- YOUR OBJECTIVE: Write out each line exactly as given. Leave the pictures out of your copy.

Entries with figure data

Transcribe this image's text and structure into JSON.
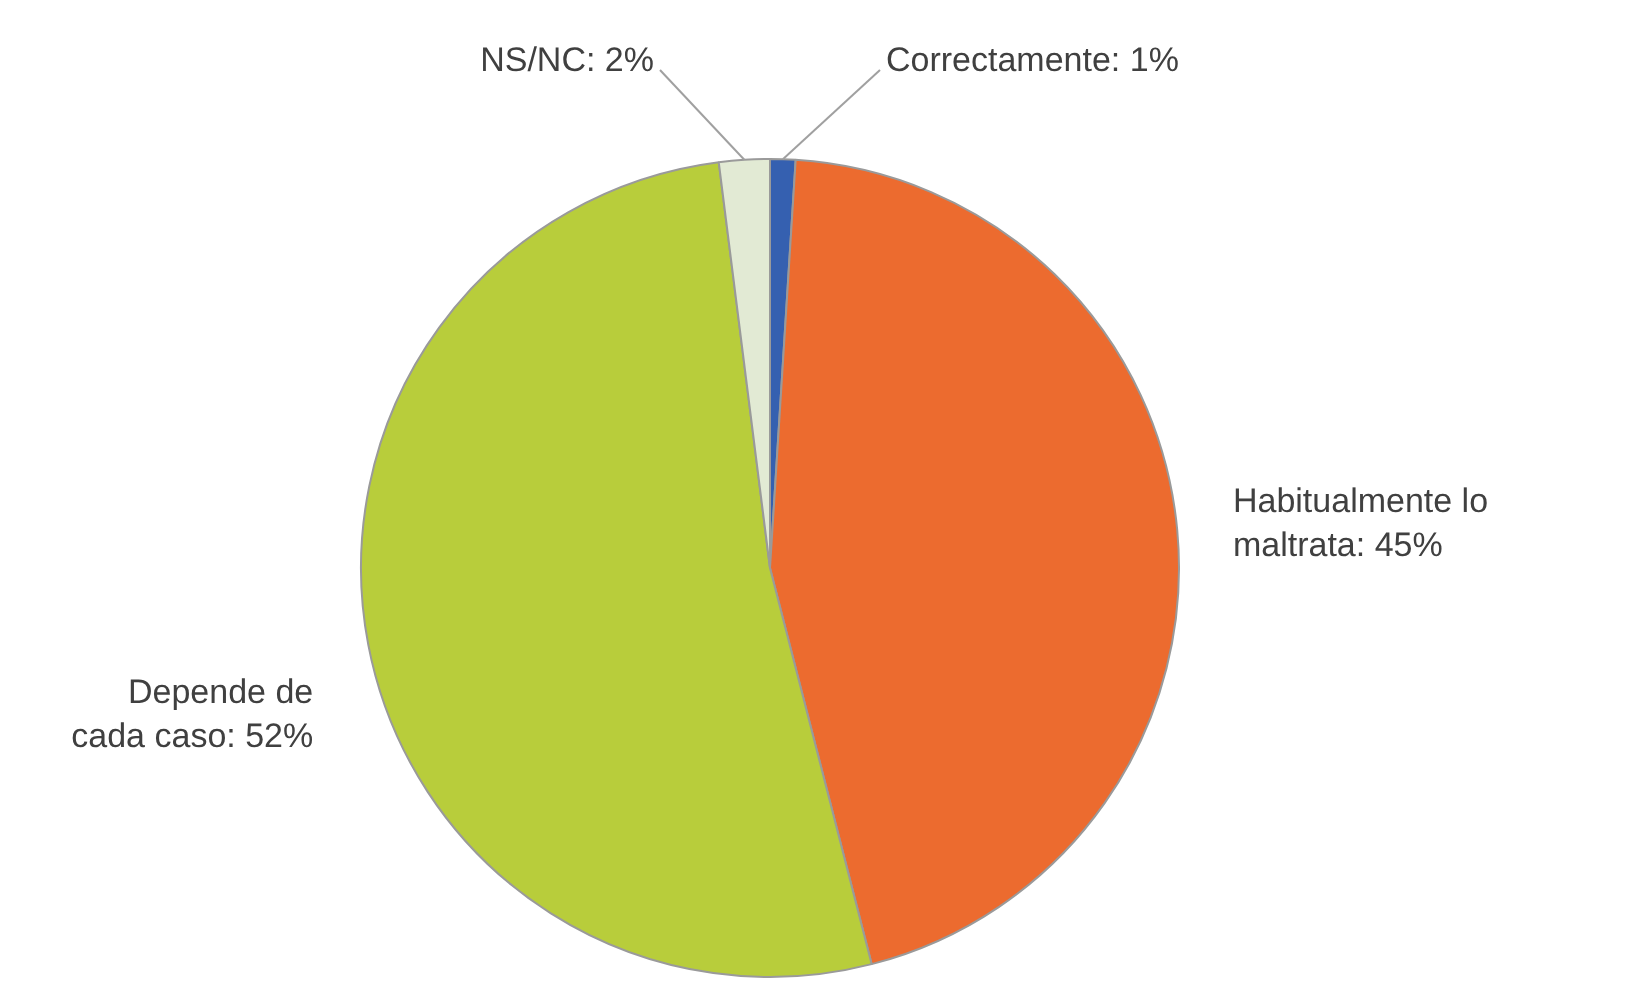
{
  "chart_data": {
    "type": "pie",
    "categories": [
      "Correctamente",
      "Habitualmente lo maltrata",
      "Depende de cada caso",
      "NS/NC"
    ],
    "values": [
      1,
      45,
      52,
      2
    ],
    "colors": [
      "#3560b0",
      "#ec6b2f",
      "#b8cd3b",
      "#e2ead4"
    ],
    "value_labels": [
      "1%",
      "45%",
      "52%",
      "2%"
    ],
    "legend": false
  }
}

- ANSWER BELOW:
Transcribe this image's text and structure into JSON.
{
  "chart_data": {
    "type": "pie",
    "categories": [
      "Correctamente",
      "Habitualmente lo maltrata",
      "Depende de cada caso",
      "NS/NC"
    ],
    "values": [
      1,
      45,
      52,
      2
    ],
    "colors": [
      "#3560b0",
      "#ec6b2f",
      "#b8cd3b",
      "#e2ead4"
    ],
    "value_labels": [
      "1%",
      "45%",
      "52%",
      "2%"
    ],
    "legend": false
  }
}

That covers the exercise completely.